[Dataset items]
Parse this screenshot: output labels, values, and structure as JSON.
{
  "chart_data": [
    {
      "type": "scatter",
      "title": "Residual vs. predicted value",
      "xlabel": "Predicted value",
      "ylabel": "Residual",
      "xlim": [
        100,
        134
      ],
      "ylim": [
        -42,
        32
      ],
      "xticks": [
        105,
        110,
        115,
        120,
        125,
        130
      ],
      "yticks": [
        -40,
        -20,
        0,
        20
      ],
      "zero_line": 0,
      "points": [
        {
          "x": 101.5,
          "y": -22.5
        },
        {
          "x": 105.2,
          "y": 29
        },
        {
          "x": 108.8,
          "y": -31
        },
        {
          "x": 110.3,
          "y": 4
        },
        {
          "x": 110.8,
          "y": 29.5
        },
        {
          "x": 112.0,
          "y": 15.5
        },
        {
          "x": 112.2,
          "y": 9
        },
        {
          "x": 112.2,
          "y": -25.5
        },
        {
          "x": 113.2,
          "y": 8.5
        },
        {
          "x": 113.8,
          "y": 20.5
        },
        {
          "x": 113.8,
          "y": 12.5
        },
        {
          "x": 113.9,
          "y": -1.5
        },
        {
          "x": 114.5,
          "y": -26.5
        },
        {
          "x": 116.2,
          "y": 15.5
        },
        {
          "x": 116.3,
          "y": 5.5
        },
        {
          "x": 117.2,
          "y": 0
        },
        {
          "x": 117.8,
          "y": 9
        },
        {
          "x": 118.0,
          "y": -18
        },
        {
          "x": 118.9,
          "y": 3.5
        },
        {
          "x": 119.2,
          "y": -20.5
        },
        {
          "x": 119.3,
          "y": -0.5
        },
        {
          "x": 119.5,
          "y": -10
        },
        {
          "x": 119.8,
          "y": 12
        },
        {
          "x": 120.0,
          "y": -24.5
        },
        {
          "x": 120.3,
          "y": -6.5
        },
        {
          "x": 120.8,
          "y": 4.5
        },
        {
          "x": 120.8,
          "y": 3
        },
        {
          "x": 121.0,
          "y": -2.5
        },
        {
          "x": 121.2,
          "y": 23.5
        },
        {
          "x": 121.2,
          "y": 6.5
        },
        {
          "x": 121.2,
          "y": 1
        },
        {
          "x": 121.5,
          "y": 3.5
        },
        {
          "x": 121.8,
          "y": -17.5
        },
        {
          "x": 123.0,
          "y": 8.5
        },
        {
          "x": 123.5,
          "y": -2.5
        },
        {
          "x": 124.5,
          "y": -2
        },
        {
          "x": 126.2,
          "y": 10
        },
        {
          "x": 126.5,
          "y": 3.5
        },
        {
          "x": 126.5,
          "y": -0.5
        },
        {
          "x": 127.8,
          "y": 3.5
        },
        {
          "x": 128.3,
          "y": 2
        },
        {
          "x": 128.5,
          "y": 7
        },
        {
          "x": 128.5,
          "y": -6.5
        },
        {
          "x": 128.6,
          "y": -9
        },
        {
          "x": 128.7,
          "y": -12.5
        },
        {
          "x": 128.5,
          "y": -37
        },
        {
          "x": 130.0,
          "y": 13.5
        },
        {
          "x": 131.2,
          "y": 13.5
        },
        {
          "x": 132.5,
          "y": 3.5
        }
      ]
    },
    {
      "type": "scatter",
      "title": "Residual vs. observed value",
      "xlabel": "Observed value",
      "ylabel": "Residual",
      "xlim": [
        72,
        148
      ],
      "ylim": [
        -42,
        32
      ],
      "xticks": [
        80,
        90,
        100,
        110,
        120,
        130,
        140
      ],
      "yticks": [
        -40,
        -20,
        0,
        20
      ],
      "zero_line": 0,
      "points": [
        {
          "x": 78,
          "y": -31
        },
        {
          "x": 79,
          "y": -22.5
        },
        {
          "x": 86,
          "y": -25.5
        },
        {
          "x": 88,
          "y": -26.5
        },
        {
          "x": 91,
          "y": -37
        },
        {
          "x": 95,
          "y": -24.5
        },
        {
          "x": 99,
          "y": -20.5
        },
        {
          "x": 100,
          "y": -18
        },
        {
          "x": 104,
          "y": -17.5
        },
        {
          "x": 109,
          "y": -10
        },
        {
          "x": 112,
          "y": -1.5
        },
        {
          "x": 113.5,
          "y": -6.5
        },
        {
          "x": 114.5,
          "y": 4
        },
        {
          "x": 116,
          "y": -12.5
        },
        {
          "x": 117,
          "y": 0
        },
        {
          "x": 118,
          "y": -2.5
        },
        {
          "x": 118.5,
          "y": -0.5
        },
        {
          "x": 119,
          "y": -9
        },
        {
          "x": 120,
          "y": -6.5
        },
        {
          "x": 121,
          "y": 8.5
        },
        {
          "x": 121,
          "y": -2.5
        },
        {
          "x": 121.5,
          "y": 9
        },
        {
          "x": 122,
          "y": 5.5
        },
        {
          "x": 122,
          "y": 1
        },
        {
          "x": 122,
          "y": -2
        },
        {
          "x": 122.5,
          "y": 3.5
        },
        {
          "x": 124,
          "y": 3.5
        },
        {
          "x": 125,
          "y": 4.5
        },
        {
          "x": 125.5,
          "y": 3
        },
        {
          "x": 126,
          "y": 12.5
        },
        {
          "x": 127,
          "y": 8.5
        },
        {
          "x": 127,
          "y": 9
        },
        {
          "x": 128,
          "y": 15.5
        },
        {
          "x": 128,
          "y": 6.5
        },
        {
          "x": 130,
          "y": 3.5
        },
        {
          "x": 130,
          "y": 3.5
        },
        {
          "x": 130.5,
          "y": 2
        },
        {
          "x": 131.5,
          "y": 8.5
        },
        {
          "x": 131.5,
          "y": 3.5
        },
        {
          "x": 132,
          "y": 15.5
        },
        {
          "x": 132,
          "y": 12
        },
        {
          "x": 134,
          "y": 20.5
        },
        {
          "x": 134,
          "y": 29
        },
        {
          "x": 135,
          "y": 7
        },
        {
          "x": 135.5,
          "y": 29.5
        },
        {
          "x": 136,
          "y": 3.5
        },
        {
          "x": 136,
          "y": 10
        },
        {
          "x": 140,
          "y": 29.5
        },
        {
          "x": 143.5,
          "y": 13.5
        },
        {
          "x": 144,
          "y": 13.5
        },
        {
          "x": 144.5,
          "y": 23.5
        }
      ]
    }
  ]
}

SET EXERCISE: Each line above is to be repeated exactly.

FINISHED EXERCISE:
Parse this screenshot: output labels, values, and structure as JSON.
{
  "chart_data": [
    {
      "type": "scatter",
      "title": "Residual vs. predicted value",
      "xlabel": "Predicted value",
      "ylabel": "Residual",
      "xlim": [
        100,
        134
      ],
      "ylim": [
        -42,
        32
      ],
      "xticks": [
        105,
        110,
        115,
        120,
        125,
        130
      ],
      "yticks": [
        -40,
        -20,
        0,
        20
      ],
      "zero_line": 0,
      "points": [
        {
          "x": 101.5,
          "y": -22.5
        },
        {
          "x": 105.2,
          "y": 29
        },
        {
          "x": 108.8,
          "y": -31
        },
        {
          "x": 110.3,
          "y": 4
        },
        {
          "x": 110.8,
          "y": 29.5
        },
        {
          "x": 112.0,
          "y": 15.5
        },
        {
          "x": 112.2,
          "y": 9
        },
        {
          "x": 112.2,
          "y": -25.5
        },
        {
          "x": 113.2,
          "y": 8.5
        },
        {
          "x": 113.8,
          "y": 20.5
        },
        {
          "x": 113.8,
          "y": 12.5
        },
        {
          "x": 113.9,
          "y": -1.5
        },
        {
          "x": 114.5,
          "y": -26.5
        },
        {
          "x": 116.2,
          "y": 15.5
        },
        {
          "x": 116.3,
          "y": 5.5
        },
        {
          "x": 117.2,
          "y": 0
        },
        {
          "x": 117.8,
          "y": 9
        },
        {
          "x": 118.0,
          "y": -18
        },
        {
          "x": 118.9,
          "y": 3.5
        },
        {
          "x": 119.2,
          "y": -20.5
        },
        {
          "x": 119.3,
          "y": -0.5
        },
        {
          "x": 119.5,
          "y": -10
        },
        {
          "x": 119.8,
          "y": 12
        },
        {
          "x": 120.0,
          "y": -24.5
        },
        {
          "x": 120.3,
          "y": -6.5
        },
        {
          "x": 120.8,
          "y": 4.5
        },
        {
          "x": 120.8,
          "y": 3
        },
        {
          "x": 121.0,
          "y": -2.5
        },
        {
          "x": 121.2,
          "y": 23.5
        },
        {
          "x": 121.2,
          "y": 6.5
        },
        {
          "x": 121.2,
          "y": 1
        },
        {
          "x": 121.5,
          "y": 3.5
        },
        {
          "x": 121.8,
          "y": -17.5
        },
        {
          "x": 123.0,
          "y": 8.5
        },
        {
          "x": 123.5,
          "y": -2.5
        },
        {
          "x": 124.5,
          "y": -2
        },
        {
          "x": 126.2,
          "y": 10
        },
        {
          "x": 126.5,
          "y": 3.5
        },
        {
          "x": 126.5,
          "y": -0.5
        },
        {
          "x": 127.8,
          "y": 3.5
        },
        {
          "x": 128.3,
          "y": 2
        },
        {
          "x": 128.5,
          "y": 7
        },
        {
          "x": 128.5,
          "y": -6.5
        },
        {
          "x": 128.6,
          "y": -9
        },
        {
          "x": 128.7,
          "y": -12.5
        },
        {
          "x": 128.5,
          "y": -37
        },
        {
          "x": 130.0,
          "y": 13.5
        },
        {
          "x": 131.2,
          "y": 13.5
        },
        {
          "x": 132.5,
          "y": 3.5
        }
      ]
    },
    {
      "type": "scatter",
      "title": "Residual vs. observed value",
      "xlabel": "Observed value",
      "ylabel": "Residual",
      "xlim": [
        72,
        148
      ],
      "ylim": [
        -42,
        32
      ],
      "xticks": [
        80,
        90,
        100,
        110,
        120,
        130,
        140
      ],
      "yticks": [
        -40,
        -20,
        0,
        20
      ],
      "zero_line": 0,
      "points": [
        {
          "x": 78,
          "y": -31
        },
        {
          "x": 79,
          "y": -22.5
        },
        {
          "x": 86,
          "y": -25.5
        },
        {
          "x": 88,
          "y": -26.5
        },
        {
          "x": 91,
          "y": -37
        },
        {
          "x": 95,
          "y": -24.5
        },
        {
          "x": 99,
          "y": -20.5
        },
        {
          "x": 100,
          "y": -18
        },
        {
          "x": 104,
          "y": -17.5
        },
        {
          "x": 109,
          "y": -10
        },
        {
          "x": 112,
          "y": -1.5
        },
        {
          "x": 113.5,
          "y": -6.5
        },
        {
          "x": 114.5,
          "y": 4
        },
        {
          "x": 116,
          "y": -12.5
        },
        {
          "x": 117,
          "y": 0
        },
        {
          "x": 118,
          "y": -2.5
        },
        {
          "x": 118.5,
          "y": -0.5
        },
        {
          "x": 119,
          "y": -9
        },
        {
          "x": 120,
          "y": -6.5
        },
        {
          "x": 121,
          "y": 8.5
        },
        {
          "x": 121,
          "y": -2.5
        },
        {
          "x": 121.5,
          "y": 9
        },
        {
          "x": 122,
          "y": 5.5
        },
        {
          "x": 122,
          "y": 1
        },
        {
          "x": 122,
          "y": -2
        },
        {
          "x": 122.5,
          "y": 3.5
        },
        {
          "x": 124,
          "y": 3.5
        },
        {
          "x": 125,
          "y": 4.5
        },
        {
          "x": 125.5,
          "y": 3
        },
        {
          "x": 126,
          "y": 12.5
        },
        {
          "x": 127,
          "y": 8.5
        },
        {
          "x": 127,
          "y": 9
        },
        {
          "x": 128,
          "y": 15.5
        },
        {
          "x": 128,
          "y": 6.5
        },
        {
          "x": 130,
          "y": 3.5
        },
        {
          "x": 130,
          "y": 3.5
        },
        {
          "x": 130.5,
          "y": 2
        },
        {
          "x": 131.5,
          "y": 8.5
        },
        {
          "x": 131.5,
          "y": 3.5
        },
        {
          "x": 132,
          "y": 15.5
        },
        {
          "x": 132,
          "y": 12
        },
        {
          "x": 134,
          "y": 20.5
        },
        {
          "x": 134,
          "y": 29
        },
        {
          "x": 135,
          "y": 7
        },
        {
          "x": 135.5,
          "y": 29.5
        },
        {
          "x": 136,
          "y": 3.5
        },
        {
          "x": 136,
          "y": 10
        },
        {
          "x": 140,
          "y": 29.5
        },
        {
          "x": 143.5,
          "y": 13.5
        },
        {
          "x": 144,
          "y": 13.5
        },
        {
          "x": 144.5,
          "y": 23.5
        }
      ]
    }
  ]
}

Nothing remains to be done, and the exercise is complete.